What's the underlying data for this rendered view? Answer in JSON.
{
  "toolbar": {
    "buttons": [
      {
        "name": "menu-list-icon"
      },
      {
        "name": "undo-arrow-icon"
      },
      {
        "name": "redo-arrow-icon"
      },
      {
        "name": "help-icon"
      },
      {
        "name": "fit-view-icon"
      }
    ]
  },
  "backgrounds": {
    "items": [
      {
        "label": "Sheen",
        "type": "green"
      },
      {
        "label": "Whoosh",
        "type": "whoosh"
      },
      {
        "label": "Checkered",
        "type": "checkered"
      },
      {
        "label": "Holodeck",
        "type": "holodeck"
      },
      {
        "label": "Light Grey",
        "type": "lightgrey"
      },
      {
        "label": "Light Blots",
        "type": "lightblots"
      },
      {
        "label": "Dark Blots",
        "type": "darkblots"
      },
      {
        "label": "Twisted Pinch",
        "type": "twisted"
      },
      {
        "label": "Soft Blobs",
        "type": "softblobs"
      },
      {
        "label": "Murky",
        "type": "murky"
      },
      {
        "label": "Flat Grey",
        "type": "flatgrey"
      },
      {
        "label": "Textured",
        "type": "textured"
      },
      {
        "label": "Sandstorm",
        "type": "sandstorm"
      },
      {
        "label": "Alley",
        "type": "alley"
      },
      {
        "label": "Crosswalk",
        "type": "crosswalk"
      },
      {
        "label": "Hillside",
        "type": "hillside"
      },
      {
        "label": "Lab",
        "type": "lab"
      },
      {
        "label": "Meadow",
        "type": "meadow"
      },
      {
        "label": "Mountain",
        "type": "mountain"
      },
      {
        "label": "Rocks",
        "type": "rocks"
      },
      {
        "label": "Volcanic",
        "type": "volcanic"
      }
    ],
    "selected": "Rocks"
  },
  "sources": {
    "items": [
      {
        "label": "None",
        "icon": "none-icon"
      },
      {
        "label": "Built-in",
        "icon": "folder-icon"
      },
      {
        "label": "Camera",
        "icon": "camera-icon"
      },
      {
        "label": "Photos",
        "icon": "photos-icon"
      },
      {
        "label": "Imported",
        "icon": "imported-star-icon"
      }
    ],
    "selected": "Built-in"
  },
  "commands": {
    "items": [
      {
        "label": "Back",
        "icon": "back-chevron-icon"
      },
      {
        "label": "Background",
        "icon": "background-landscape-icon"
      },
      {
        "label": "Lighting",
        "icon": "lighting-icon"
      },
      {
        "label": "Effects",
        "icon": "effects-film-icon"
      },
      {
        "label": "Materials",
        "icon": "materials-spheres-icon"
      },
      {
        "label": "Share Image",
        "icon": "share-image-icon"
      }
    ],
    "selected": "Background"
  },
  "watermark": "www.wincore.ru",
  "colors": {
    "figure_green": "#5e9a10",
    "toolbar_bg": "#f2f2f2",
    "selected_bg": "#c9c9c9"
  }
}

-*-*-

» **WHAT TO WORK ON**
Output each entry precisely as given.

» **RESULT OF THE TASK**
What's the underlying data for this rendered view? Answer in JSON.
{
  "toolbar": {
    "buttons": [
      {
        "name": "menu-list-icon"
      },
      {
        "name": "undo-arrow-icon"
      },
      {
        "name": "redo-arrow-icon"
      },
      {
        "name": "help-icon"
      },
      {
        "name": "fit-view-icon"
      }
    ]
  },
  "backgrounds": {
    "items": [
      {
        "label": "Sheen",
        "type": "green"
      },
      {
        "label": "Whoosh",
        "type": "whoosh"
      },
      {
        "label": "Checkered",
        "type": "checkered"
      },
      {
        "label": "Holodeck",
        "type": "holodeck"
      },
      {
        "label": "Light Grey",
        "type": "lightgrey"
      },
      {
        "label": "Light Blots",
        "type": "lightblots"
      },
      {
        "label": "Dark Blots",
        "type": "darkblots"
      },
      {
        "label": "Twisted Pinch",
        "type": "twisted"
      },
      {
        "label": "Soft Blobs",
        "type": "softblobs"
      },
      {
        "label": "Murky",
        "type": "murky"
      },
      {
        "label": "Flat Grey",
        "type": "flatgrey"
      },
      {
        "label": "Textured",
        "type": "textured"
      },
      {
        "label": "Sandstorm",
        "type": "sandstorm"
      },
      {
        "label": "Alley",
        "type": "alley"
      },
      {
        "label": "Crosswalk",
        "type": "crosswalk"
      },
      {
        "label": "Hillside",
        "type": "hillside"
      },
      {
        "label": "Lab",
        "type": "lab"
      },
      {
        "label": "Meadow",
        "type": "meadow"
      },
      {
        "label": "Mountain",
        "type": "mountain"
      },
      {
        "label": "Rocks",
        "type": "rocks"
      },
      {
        "label": "Volcanic",
        "type": "volcanic"
      }
    ],
    "selected": "Rocks"
  },
  "sources": {
    "items": [
      {
        "label": "None",
        "icon": "none-icon"
      },
      {
        "label": "Built-in",
        "icon": "folder-icon"
      },
      {
        "label": "Camera",
        "icon": "camera-icon"
      },
      {
        "label": "Photos",
        "icon": "photos-icon"
      },
      {
        "label": "Imported",
        "icon": "imported-star-icon"
      }
    ],
    "selected": "Built-in"
  },
  "commands": {
    "items": [
      {
        "label": "Back",
        "icon": "back-chevron-icon"
      },
      {
        "label": "Background",
        "icon": "background-landscape-icon"
      },
      {
        "label": "Lighting",
        "icon": "lighting-icon"
      },
      {
        "label": "Effects",
        "icon": "effects-film-icon"
      },
      {
        "label": "Materials",
        "icon": "materials-spheres-icon"
      },
      {
        "label": "Share Image",
        "icon": "share-image-icon"
      }
    ],
    "selected": "Background"
  },
  "watermark": "www.wincore.ru",
  "colors": {
    "figure_green": "#5e9a10",
    "toolbar_bg": "#f2f2f2",
    "selected_bg": "#c9c9c9"
  }
}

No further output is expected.